** start **
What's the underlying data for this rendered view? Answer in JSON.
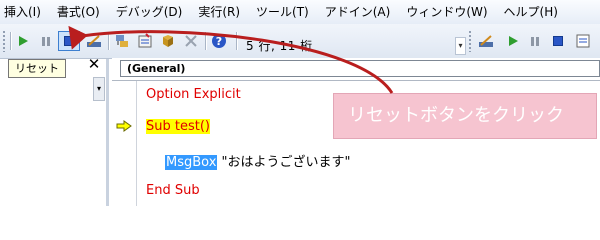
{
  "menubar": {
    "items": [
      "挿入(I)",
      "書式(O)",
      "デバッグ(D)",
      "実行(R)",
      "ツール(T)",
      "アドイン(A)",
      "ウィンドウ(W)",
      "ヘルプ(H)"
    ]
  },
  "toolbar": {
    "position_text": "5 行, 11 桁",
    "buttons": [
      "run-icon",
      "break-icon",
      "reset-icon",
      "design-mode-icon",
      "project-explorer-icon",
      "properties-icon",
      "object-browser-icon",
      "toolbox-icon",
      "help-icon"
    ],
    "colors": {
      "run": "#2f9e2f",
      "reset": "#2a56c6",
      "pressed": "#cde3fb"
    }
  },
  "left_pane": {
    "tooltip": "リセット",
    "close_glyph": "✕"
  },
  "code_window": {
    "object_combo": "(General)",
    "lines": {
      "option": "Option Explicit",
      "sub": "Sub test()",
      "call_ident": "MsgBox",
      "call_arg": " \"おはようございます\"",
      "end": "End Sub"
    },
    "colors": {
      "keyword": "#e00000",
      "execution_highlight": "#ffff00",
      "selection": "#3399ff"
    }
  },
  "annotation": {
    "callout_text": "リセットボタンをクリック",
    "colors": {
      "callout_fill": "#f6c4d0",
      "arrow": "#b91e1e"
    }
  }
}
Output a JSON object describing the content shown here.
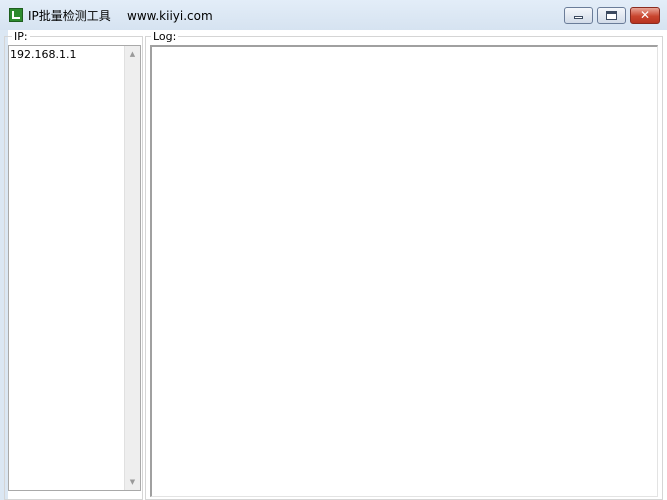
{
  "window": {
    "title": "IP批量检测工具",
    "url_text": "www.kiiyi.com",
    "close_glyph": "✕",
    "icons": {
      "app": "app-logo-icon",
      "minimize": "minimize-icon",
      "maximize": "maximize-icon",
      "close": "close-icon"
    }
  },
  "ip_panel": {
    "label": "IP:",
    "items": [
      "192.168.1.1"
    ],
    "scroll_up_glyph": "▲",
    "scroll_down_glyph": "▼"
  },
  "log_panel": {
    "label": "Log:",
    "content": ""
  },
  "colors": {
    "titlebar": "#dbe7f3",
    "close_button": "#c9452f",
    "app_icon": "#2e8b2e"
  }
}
** end **
Problem to solve: From the entries above, select each line containing the string "JSON".

Answer to the task:
What's the underlying data for this rendered view? Answer in JSON.
Output a JSON object describing the content shown here.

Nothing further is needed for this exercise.